== Aim of the task ==
Reproduce the listing below word for word, with no pictures.

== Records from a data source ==
━━━━━━━━━━━━━━━━

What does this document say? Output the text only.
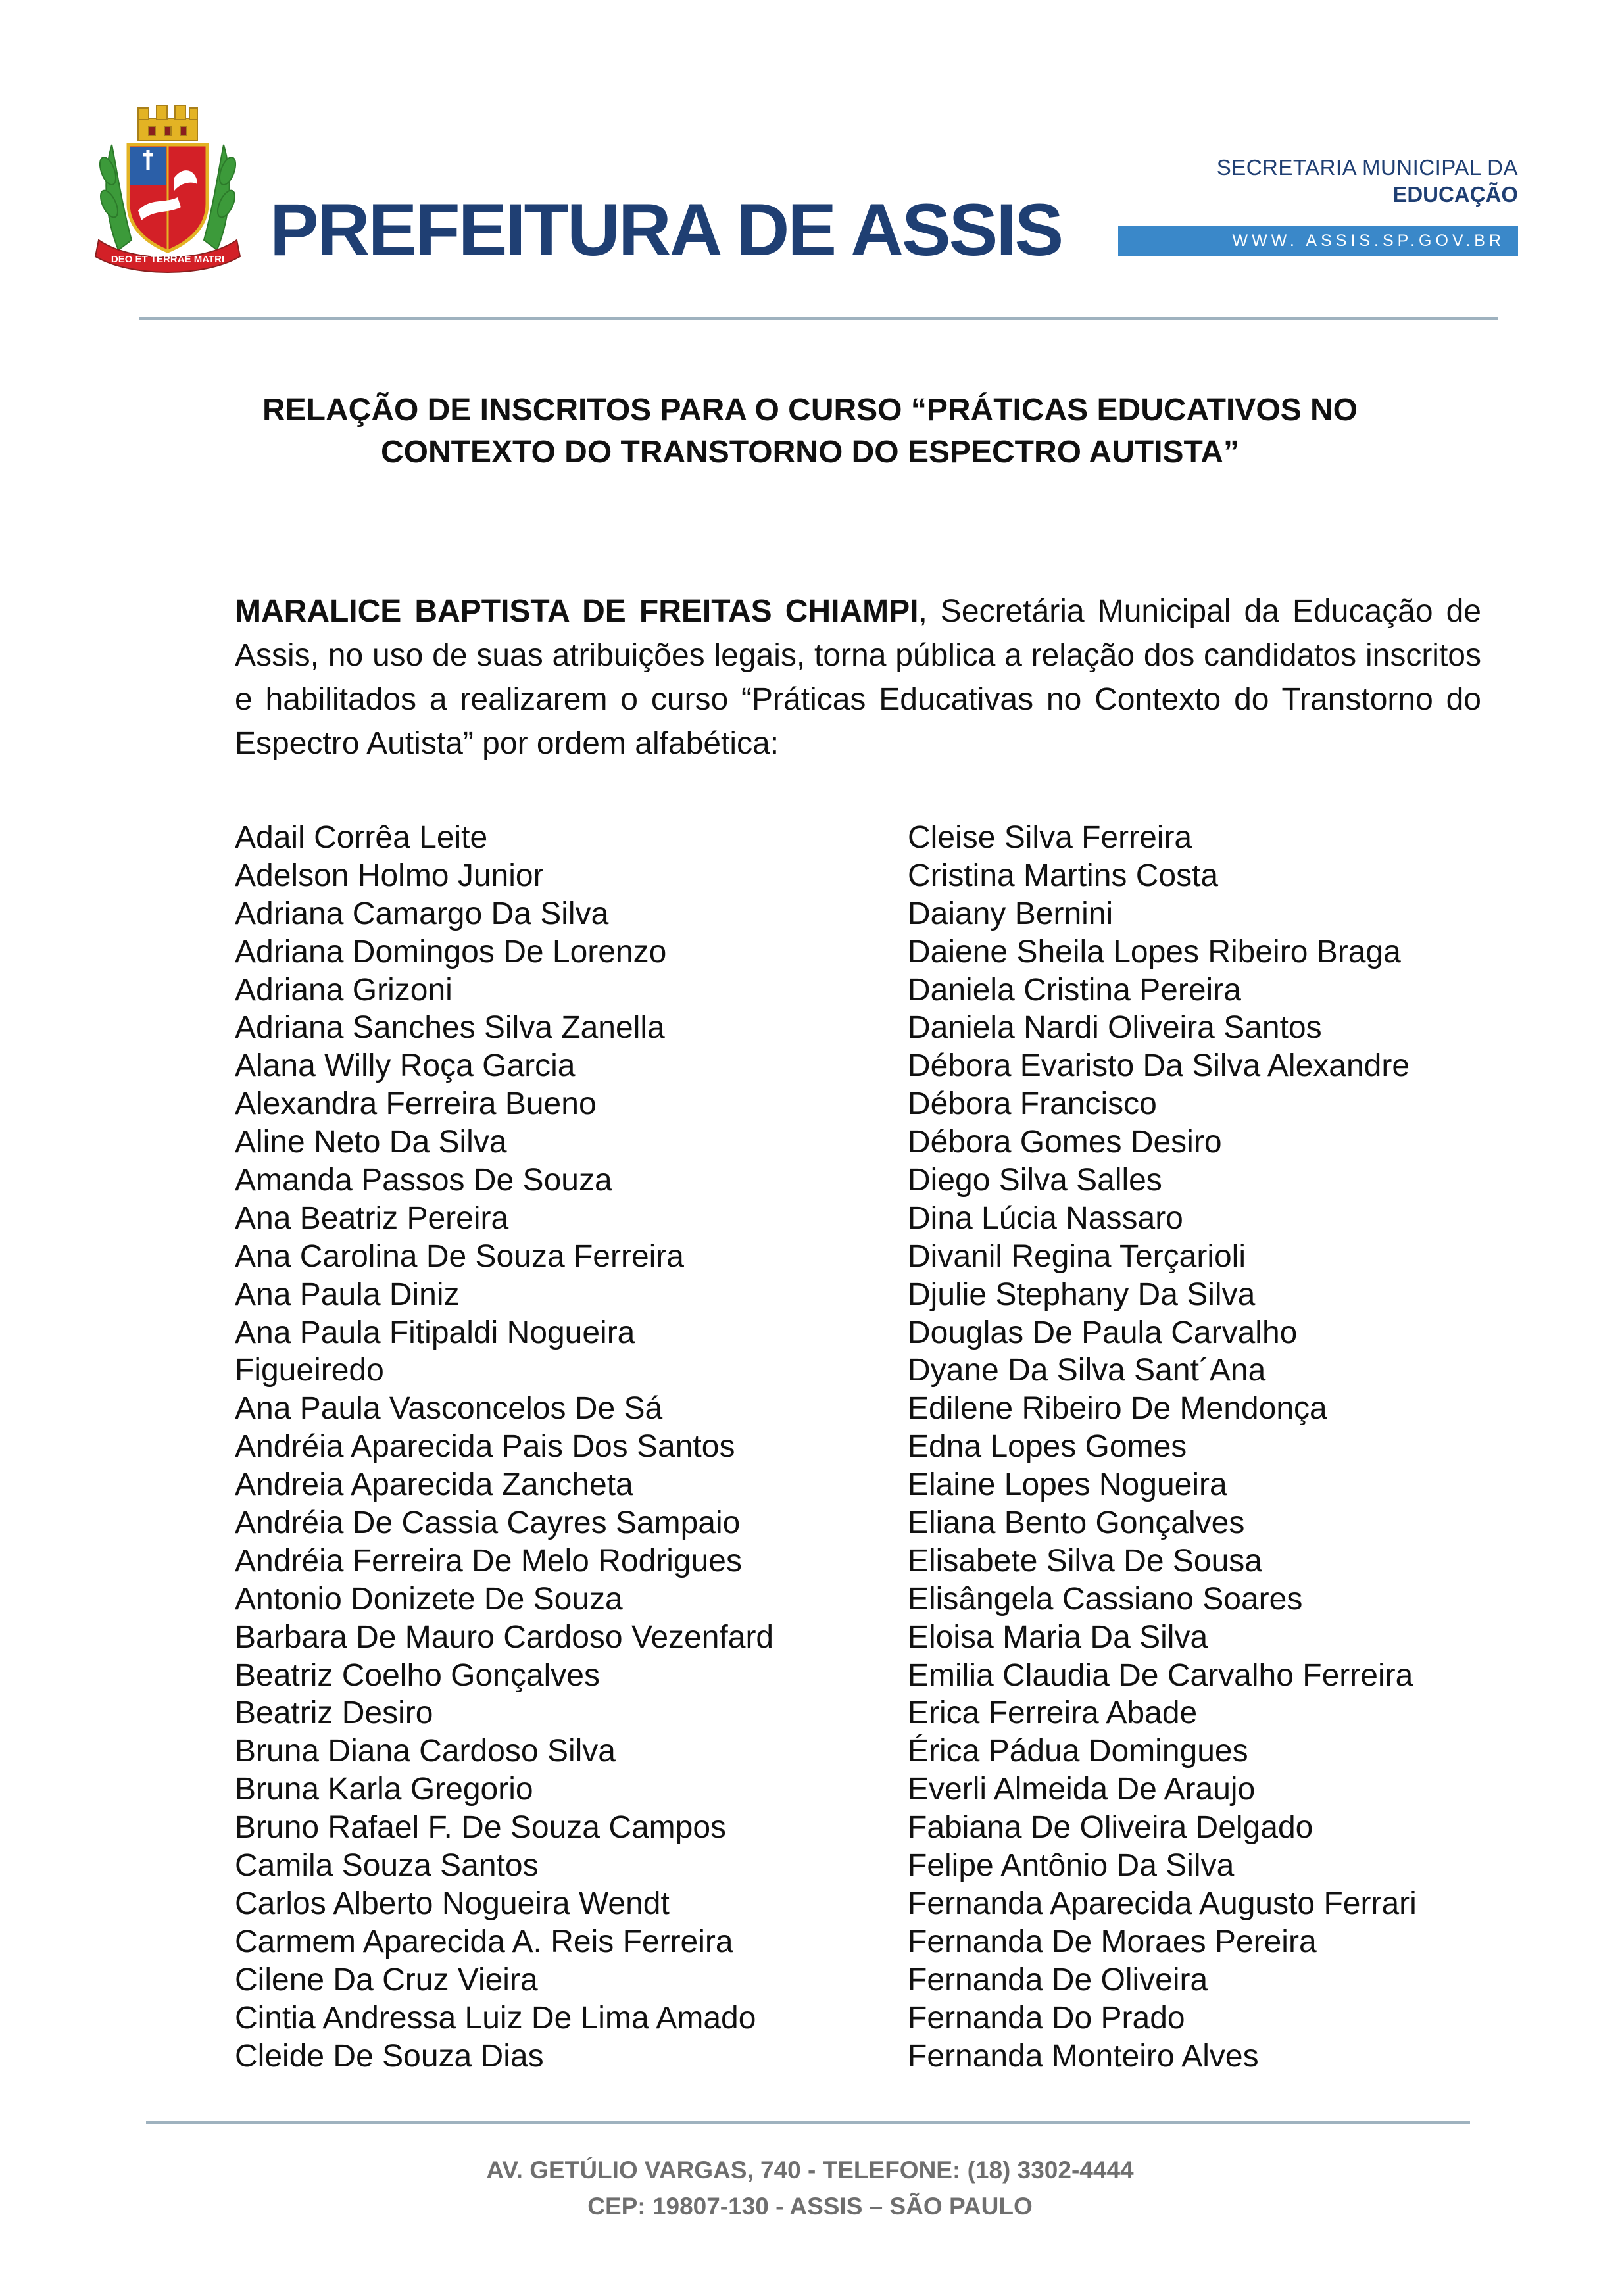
DEO ET TERRAE MATRI PREFEITURA DE ASSIS
SECRETARIA MUNICIPAL DA
EDUCAÇÃO
WWW. ASSIS.SP.GOV.BR
RELAÇÃO DE INSCRITOS PARA O CURSO “PRÁTICAS EDUCATIVOS NO
CONTEXTO DO TRANSTORNO DO ESPECTRO AUTISTA”

MARALICE BAPTISTA DE FREITAS CHIAMPI, Secretária Municipal da Educação de Assis, no uso de suas atribuições legais, torna pública a relação dos candidatos inscritos e habilitados a realizarem o curso “Práticas Educativas no Contexto do Transtorno do Espectro Autista” por ordem alfabética:

Adail Corrêa Leite
Adelson Holmo Junior
Adriana Camargo Da Silva
Adriana Domingos De Lorenzo
Adriana Grizoni
Adriana Sanches Silva Zanella
Alana Willy Roça Garcia
Alexandra Ferreira Bueno
Aline Neto Da Silva
Amanda Passos De Souza
Ana Beatriz Pereira
Ana Carolina De Souza Ferreira
Ana Paula Diniz
Ana Paula Fitipaldi Nogueira
Figueiredo
Ana Paula Vasconcelos De Sá
Andréia Aparecida Pais Dos Santos
Andreia Aparecida Zancheta
Andréia De Cassia Cayres Sampaio
Andréia Ferreira De Melo Rodrigues
Antonio Donizete De Souza
Barbara De Mauro Cardoso Vezenfard
Beatriz Coelho Gonçalves
Beatriz Desiro
Bruna Diana Cardoso Silva
Bruna Karla Gregorio
Bruno Rafael F. De Souza Campos
Camila Souza Santos
Carlos Alberto Nogueira Wendt
Carmem Aparecida A. Reis Ferreira
Cilene Da Cruz Vieira
Cintia Andressa Luiz De Lima Amado
Cleide De Souza Dias
Cleise Silva Ferreira
Cristina Martins Costa
Daiany Bernini
Daiene Sheila Lopes Ribeiro Braga
Daniela Cristina Pereira
Daniela Nardi Oliveira Santos
Débora Evaristo Da Silva Alexandre
Débora Francisco
Débora Gomes Desiro
Diego Silva Salles
Dina Lúcia Nassaro
Divanil Regina Terçarioli
Djulie Stephany Da Silva
Douglas De Paula Carvalho
Dyane Da Silva Sant´Ana
Edilene Ribeiro De Mendonça
Edna Lopes Gomes
Elaine Lopes Nogueira
Eliana Bento Gonçalves
Elisabete Silva De Sousa
Elisângela Cassiano Soares
Eloisa Maria Da Silva
Emilia Claudia De Carvalho Ferreira
Erica Ferreira Abade
Érica Pádua Domingues
Everli Almeida De Araujo
Fabiana De Oliveira Delgado
Felipe Antônio Da Silva
Fernanda Aparecida Augusto Ferrari
Fernanda De Moraes Pereira
Fernanda De Oliveira
Fernanda Do Prado
Fernanda Monteiro Alves
AV. GETÚLIO VARGAS, 740 - TELEFONE: (18) 3302-4444
CEP: 19807-130 - ASSIS – SÃO PAULO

━━━━━━━━━━━━━━━━

== Written response ==
What does this document say? Output the text only.
DEO ET TERRAE MATRI PREFEITURA DE ASSIS
SECRETARIA MUNICIPAL DA
EDUCAÇÃO
WWW. ASSIS.SP.GOV.BR
RELAÇÃO DE INSCRITOS PARA O CURSO “PRÁTICAS EDUCATIVOS NO
CONTEXTO DO TRANSTORNO DO ESPECTRO AUTISTA”

MARALICE BAPTISTA DE FREITAS CHIAMPI, Secretária Municipal da Educação de Assis, no uso de suas atribuições legais, torna pública a relação dos candidatos inscritos e habilitados a realizarem o curso “Práticas Educativas no Contexto do Transtorno do Espectro Autista” por ordem alfabética:

Adail Corrêa Leite
Adelson Holmo Junior
Adriana Camargo Da Silva
Adriana Domingos De Lorenzo
Adriana Grizoni
Adriana Sanches Silva Zanella
Alana Willy Roça Garcia
Alexandra Ferreira Bueno
Aline Neto Da Silva
Amanda Passos De Souza
Ana Beatriz Pereira
Ana Carolina De Souza Ferreira
Ana Paula Diniz
Ana Paula Fitipaldi Nogueira
Figueiredo
Ana Paula Vasconcelos De Sá
Andréia Aparecida Pais Dos Santos
Andreia Aparecida Zancheta
Andréia De Cassia Cayres Sampaio
Andréia Ferreira De Melo Rodrigues
Antonio Donizete De Souza
Barbara De Mauro Cardoso Vezenfard
Beatriz Coelho Gonçalves
Beatriz Desiro
Bruna Diana Cardoso Silva
Bruna Karla Gregorio
Bruno Rafael F. De Souza Campos
Camila Souza Santos
Carlos Alberto Nogueira Wendt
Carmem Aparecida A. Reis Ferreira
Cilene Da Cruz Vieira
Cintia Andressa Luiz De Lima Amado
Cleide De Souza Dias
Cleise Silva Ferreira
Cristina Martins Costa
Daiany Bernini
Daiene Sheila Lopes Ribeiro Braga
Daniela Cristina Pereira
Daniela Nardi Oliveira Santos
Débora Evaristo Da Silva Alexandre
Débora Francisco
Débora Gomes Desiro
Diego Silva Salles
Dina Lúcia Nassaro
Divanil Regina Terçarioli
Djulie Stephany Da Silva
Douglas De Paula Carvalho
Dyane Da Silva Sant´Ana
Edilene Ribeiro De Mendonça
Edna Lopes Gomes
Elaine Lopes Nogueira
Eliana Bento Gonçalves
Elisabete Silva De Sousa
Elisângela Cassiano Soares
Eloisa Maria Da Silva
Emilia Claudia De Carvalho Ferreira
Erica Ferreira Abade
Érica Pádua Domingues
Everli Almeida De Araujo
Fabiana De Oliveira Delgado
Felipe Antônio Da Silva
Fernanda Aparecida Augusto Ferrari
Fernanda De Moraes Pereira
Fernanda De Oliveira
Fernanda Do Prado
Fernanda Monteiro Alves
AV. GETÚLIO VARGAS, 740 - TELEFONE: (18) 3302-4444
CEP: 19807-130 - ASSIS – SÃO PAULO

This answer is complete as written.